Provided records:

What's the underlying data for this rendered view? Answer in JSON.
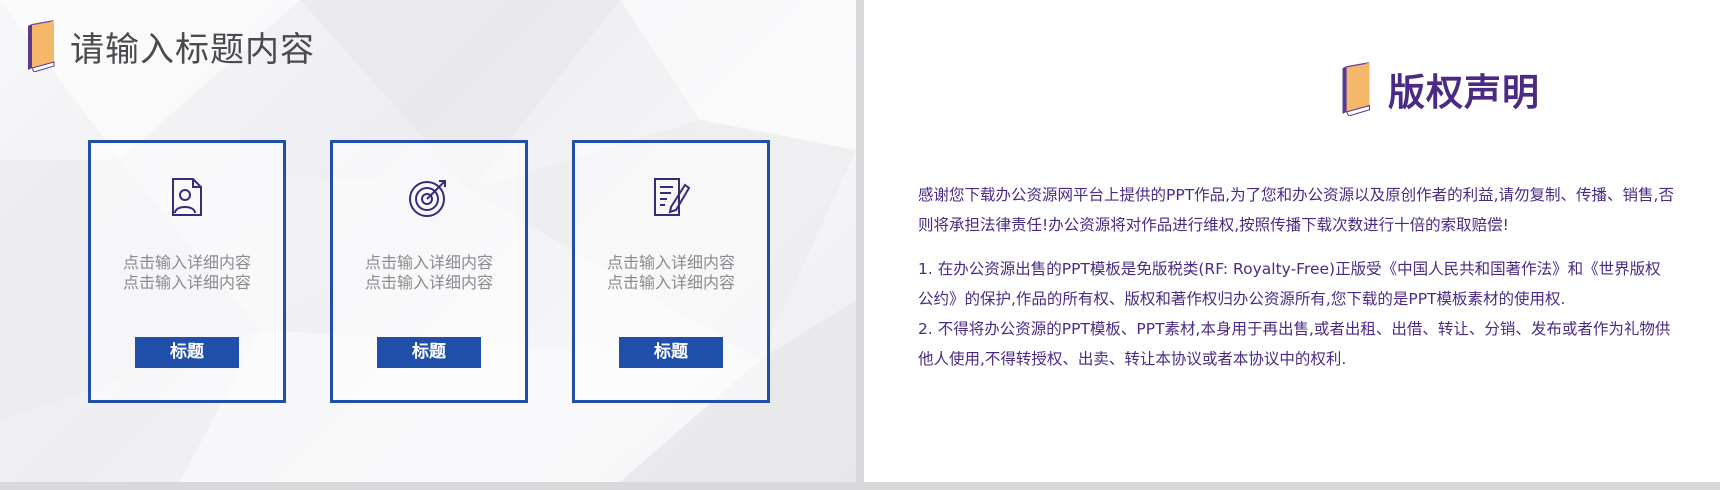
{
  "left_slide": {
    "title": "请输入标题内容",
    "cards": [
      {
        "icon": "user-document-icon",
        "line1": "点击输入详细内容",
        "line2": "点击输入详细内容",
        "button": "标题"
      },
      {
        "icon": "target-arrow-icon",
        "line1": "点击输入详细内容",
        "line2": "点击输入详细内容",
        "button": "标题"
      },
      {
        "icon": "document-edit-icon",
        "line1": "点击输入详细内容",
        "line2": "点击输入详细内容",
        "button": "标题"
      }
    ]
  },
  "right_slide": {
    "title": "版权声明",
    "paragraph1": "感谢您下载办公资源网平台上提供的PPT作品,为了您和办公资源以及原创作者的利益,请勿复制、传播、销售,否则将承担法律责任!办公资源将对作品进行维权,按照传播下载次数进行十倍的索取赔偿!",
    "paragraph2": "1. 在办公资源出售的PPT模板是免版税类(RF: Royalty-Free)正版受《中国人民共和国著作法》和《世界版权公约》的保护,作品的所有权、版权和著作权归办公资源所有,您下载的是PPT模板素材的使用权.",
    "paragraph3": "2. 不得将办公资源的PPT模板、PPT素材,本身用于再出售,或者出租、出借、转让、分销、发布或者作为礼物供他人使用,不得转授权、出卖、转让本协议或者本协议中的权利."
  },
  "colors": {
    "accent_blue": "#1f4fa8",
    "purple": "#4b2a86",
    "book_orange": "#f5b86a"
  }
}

Aim of the task:
Please set down each line of the data above exactly as written, without the pictures.

Response:
What's the underlying data for this rendered view? Answer in JSON.
{
  "left_slide": {
    "title": "请输入标题内容",
    "cards": [
      {
        "icon": "user-document-icon",
        "line1": "点击输入详细内容",
        "line2": "点击输入详细内容",
        "button": "标题"
      },
      {
        "icon": "target-arrow-icon",
        "line1": "点击输入详细内容",
        "line2": "点击输入详细内容",
        "button": "标题"
      },
      {
        "icon": "document-edit-icon",
        "line1": "点击输入详细内容",
        "line2": "点击输入详细内容",
        "button": "标题"
      }
    ]
  },
  "right_slide": {
    "title": "版权声明",
    "paragraph1": "感谢您下载办公资源网平台上提供的PPT作品,为了您和办公资源以及原创作者的利益,请勿复制、传播、销售,否则将承担法律责任!办公资源将对作品进行维权,按照传播下载次数进行十倍的索取赔偿!",
    "paragraph2": "1. 在办公资源出售的PPT模板是免版税类(RF: Royalty-Free)正版受《中国人民共和国著作法》和《世界版权公约》的保护,作品的所有权、版权和著作权归办公资源所有,您下载的是PPT模板素材的使用权.",
    "paragraph3": "2. 不得将办公资源的PPT模板、PPT素材,本身用于再出售,或者出租、出借、转让、分销、发布或者作为礼物供他人使用,不得转授权、出卖、转让本协议或者本协议中的权利."
  },
  "colors": {
    "accent_blue": "#1f4fa8",
    "purple": "#4b2a86",
    "book_orange": "#f5b86a"
  }
}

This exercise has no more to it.